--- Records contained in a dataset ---

[Begin]

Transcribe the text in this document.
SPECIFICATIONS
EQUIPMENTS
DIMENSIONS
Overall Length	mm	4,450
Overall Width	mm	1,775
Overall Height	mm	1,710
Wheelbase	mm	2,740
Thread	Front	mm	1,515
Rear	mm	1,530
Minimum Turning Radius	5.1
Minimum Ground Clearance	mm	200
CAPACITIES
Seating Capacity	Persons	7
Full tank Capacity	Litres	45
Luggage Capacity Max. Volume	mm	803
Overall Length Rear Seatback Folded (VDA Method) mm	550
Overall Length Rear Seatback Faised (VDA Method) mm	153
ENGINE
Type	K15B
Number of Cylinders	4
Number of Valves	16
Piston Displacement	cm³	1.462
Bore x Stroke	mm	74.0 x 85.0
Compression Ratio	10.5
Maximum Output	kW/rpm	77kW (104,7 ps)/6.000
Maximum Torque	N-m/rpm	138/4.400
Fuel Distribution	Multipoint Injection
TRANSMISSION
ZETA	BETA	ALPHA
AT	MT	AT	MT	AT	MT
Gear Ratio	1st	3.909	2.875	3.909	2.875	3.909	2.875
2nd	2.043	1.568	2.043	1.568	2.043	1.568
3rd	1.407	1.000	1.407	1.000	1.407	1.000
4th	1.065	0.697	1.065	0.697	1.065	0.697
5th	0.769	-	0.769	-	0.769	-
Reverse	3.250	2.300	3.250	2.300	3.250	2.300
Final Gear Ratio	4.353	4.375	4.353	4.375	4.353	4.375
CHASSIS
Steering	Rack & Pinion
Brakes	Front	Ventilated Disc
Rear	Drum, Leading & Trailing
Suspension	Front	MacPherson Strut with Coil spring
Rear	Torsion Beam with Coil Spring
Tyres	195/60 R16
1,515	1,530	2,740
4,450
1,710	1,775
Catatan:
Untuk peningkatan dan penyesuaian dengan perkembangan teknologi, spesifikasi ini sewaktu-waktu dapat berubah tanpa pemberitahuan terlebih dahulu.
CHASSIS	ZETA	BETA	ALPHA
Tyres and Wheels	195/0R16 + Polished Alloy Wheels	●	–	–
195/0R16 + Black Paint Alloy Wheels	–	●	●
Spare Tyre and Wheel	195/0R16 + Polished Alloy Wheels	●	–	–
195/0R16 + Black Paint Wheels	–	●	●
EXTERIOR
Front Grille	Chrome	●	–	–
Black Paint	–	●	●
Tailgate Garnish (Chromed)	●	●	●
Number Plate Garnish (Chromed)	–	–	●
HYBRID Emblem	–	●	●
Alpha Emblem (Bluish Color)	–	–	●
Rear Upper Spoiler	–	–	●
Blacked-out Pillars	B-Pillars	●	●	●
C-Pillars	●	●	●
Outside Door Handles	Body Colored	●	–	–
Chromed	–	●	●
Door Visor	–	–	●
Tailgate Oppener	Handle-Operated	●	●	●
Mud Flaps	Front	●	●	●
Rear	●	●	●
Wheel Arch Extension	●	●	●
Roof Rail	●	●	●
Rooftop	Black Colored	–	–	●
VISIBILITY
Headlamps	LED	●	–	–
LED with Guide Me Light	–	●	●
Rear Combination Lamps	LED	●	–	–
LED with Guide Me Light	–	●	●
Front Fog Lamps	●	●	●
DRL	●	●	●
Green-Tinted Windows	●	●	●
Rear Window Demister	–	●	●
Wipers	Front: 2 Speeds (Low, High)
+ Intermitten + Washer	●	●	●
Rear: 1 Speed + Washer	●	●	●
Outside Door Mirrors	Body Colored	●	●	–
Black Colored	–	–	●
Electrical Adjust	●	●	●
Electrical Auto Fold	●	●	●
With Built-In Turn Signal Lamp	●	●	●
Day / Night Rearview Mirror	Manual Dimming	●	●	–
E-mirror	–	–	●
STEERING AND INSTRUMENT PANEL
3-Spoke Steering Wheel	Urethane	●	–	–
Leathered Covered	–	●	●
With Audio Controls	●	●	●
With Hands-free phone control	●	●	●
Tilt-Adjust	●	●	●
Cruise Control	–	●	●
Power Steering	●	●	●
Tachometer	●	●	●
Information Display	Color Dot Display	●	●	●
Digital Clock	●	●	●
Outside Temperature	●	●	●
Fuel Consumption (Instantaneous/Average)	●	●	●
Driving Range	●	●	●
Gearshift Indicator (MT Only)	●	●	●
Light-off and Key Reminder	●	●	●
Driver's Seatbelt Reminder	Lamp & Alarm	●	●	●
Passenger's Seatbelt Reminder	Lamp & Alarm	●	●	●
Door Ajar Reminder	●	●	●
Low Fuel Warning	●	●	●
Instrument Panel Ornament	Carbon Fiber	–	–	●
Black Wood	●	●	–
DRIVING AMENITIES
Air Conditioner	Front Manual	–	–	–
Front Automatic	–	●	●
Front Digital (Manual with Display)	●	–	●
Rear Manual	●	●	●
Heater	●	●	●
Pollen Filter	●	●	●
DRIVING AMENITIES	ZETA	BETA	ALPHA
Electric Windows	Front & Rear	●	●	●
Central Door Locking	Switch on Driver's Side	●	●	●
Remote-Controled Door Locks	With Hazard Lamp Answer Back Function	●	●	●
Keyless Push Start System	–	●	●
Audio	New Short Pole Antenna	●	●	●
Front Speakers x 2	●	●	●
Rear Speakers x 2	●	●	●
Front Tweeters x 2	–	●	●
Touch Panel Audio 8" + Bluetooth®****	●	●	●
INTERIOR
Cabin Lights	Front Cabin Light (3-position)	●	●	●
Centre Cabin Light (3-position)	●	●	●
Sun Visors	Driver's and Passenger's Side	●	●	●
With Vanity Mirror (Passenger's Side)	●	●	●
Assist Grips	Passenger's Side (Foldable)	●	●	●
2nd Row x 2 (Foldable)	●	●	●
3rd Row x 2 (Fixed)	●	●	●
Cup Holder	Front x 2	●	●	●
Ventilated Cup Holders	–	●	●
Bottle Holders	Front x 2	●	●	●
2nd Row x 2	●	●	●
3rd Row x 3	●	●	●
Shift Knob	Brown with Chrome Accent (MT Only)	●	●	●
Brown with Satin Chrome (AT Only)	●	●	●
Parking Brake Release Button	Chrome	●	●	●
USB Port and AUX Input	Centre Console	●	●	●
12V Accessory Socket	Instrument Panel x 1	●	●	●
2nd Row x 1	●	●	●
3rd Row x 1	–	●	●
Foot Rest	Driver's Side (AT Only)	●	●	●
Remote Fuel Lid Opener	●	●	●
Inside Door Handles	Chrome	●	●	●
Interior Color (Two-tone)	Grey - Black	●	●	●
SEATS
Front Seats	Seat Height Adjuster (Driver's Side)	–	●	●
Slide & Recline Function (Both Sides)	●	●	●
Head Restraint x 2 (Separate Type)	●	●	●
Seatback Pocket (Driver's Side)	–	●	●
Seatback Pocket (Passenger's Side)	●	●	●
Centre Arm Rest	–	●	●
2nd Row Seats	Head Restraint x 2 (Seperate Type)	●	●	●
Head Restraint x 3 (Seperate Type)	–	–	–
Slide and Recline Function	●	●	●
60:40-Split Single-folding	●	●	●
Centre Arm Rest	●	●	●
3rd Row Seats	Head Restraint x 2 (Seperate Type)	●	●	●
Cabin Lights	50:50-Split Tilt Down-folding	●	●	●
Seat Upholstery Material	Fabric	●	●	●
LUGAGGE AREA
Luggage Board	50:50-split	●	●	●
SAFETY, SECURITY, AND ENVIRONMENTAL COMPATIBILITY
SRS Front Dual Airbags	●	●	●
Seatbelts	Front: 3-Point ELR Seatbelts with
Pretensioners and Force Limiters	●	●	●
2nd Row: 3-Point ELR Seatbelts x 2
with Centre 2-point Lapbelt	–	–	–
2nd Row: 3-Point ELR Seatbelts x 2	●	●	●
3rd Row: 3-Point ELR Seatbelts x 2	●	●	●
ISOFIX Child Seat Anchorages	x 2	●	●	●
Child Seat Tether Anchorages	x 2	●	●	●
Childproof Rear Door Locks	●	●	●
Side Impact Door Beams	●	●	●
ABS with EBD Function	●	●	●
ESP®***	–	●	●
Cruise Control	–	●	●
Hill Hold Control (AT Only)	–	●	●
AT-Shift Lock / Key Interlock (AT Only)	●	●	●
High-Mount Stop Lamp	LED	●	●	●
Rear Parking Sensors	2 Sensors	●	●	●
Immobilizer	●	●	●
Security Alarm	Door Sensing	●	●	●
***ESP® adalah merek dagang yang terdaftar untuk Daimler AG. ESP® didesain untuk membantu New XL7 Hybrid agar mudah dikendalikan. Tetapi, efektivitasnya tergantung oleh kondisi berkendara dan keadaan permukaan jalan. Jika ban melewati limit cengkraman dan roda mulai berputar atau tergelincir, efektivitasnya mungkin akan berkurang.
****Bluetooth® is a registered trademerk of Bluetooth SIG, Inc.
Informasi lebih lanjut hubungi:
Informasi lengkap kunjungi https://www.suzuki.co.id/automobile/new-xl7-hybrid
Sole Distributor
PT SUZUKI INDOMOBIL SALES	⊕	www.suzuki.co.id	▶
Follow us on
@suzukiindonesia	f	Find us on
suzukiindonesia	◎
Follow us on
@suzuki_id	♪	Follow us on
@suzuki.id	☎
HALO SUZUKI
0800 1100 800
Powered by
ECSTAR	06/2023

[End]

--- Work required ---
Copy each line of the records above that carries the word "Number".

--- Worked answer ---
Number of Cylinders	4
Number of Valves	16
Number Plate Garnish (Chromed)	–	–	●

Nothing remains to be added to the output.